* START Exercise materials *

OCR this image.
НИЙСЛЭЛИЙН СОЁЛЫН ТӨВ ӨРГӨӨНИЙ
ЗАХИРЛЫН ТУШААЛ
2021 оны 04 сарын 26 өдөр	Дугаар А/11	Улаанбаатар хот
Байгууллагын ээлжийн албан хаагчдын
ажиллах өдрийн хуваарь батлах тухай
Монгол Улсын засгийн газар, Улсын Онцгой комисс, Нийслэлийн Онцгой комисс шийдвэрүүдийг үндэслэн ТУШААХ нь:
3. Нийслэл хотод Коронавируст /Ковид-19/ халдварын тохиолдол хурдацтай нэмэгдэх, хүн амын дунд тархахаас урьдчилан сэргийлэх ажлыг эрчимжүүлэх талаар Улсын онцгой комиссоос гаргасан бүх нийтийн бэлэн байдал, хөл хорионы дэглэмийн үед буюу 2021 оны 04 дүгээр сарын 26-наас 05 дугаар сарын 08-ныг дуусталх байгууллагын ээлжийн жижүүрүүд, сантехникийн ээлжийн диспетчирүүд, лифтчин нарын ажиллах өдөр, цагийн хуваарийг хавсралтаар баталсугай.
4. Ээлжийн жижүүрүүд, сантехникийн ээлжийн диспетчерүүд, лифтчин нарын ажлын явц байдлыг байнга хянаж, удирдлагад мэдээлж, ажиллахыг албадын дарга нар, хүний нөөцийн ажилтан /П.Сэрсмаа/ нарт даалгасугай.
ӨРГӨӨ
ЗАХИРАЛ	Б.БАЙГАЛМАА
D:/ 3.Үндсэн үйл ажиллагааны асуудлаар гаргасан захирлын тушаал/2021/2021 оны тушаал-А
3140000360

* END Exercise materials *

**What is asked:**
Gather each line in these records that contains the string "сарын".

**Correct output:**
2021 оны 04 сарын 26 өдөр	Дугаар А/11	Улаанбаатар хот
3. Нийслэл хотод Коронавируст /Ковид-19/ халдварын тохиолдол хурдацтай нэмэгдэх, хүн амын дунд тархахаас урьдчилан сэргийлэх ажлыг эрчимжүүлэх талаар Улсын онцгой комиссоос гаргасан бүх нийтийн бэлэн байдал, хөл хорионы дэглэмийн үед буюу 2021 оны 04 дүгээр сарын 26-наас 05 дугаар сарын 08-ныг дуусталх байгууллагын ээлжийн жижүүрүүд, сантехникийн ээлжийн диспетчирүүд, лифтчин нарын ажиллах өдөр, цагийн хуваарийг хавсралтаар баталсугай.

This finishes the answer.